**GIVEN INSTRUCTION:**
Each line in the entries below that holds the string "đường" is to be listed.

**RECORDS PROVIDED:**
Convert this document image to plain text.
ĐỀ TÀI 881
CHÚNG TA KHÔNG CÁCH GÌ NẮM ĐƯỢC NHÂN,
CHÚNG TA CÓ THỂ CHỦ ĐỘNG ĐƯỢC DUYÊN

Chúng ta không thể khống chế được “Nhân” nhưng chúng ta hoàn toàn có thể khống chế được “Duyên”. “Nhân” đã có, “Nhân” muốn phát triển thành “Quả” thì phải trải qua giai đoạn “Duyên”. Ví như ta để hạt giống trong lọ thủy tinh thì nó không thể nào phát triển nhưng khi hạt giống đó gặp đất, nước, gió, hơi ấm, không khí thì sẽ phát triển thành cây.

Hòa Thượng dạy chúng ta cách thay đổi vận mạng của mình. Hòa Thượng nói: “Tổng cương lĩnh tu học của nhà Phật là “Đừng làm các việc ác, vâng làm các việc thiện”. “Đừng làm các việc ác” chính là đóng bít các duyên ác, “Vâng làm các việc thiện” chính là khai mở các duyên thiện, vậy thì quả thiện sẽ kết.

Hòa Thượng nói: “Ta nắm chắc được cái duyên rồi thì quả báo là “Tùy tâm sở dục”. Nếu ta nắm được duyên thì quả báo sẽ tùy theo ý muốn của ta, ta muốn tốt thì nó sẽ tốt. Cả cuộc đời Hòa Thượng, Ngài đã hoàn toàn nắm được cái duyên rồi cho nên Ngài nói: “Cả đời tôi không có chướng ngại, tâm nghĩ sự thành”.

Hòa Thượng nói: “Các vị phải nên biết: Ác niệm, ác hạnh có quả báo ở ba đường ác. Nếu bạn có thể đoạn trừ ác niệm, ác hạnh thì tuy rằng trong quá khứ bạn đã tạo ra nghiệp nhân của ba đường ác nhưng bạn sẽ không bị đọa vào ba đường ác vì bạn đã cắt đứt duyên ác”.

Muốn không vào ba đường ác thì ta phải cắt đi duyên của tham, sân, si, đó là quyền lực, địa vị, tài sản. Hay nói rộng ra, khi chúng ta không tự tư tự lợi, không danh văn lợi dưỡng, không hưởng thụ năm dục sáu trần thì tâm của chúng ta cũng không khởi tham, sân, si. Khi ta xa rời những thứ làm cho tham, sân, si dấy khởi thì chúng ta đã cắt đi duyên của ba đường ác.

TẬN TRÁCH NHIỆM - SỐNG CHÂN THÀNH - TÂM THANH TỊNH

**WORKED SOLUTION:**
Hòa Thượng nói: “Các vị phải nên biết: Ác niệm, ác hạnh có quả báo ở ba đường ác. Nếu bạn có thể đoạn trừ ác niệm, ác hạnh thì tuy rằng trong quá khứ bạn đã tạo ra nghiệp nhân của ba đường ác nhưng bạn sẽ không bị đọa vào ba đường ác vì bạn đã cắt đứt duyên ác”.
Muốn không vào ba đường ác thì ta phải cắt đi duyên của tham, sân, si, đó là quyền lực, địa vị, tài sản. Hay nói rộng ra, khi chúng ta không tự tư tự lợi, không danh văn lợi dưỡng, không hưởng thụ năm dục sáu trần thì tâm của chúng ta cũng không khởi tham, sân, si. Khi ta xa rời những thứ làm cho tham, sân, si dấy khởi thì chúng ta đã cắt đi duyên của ba đường ác.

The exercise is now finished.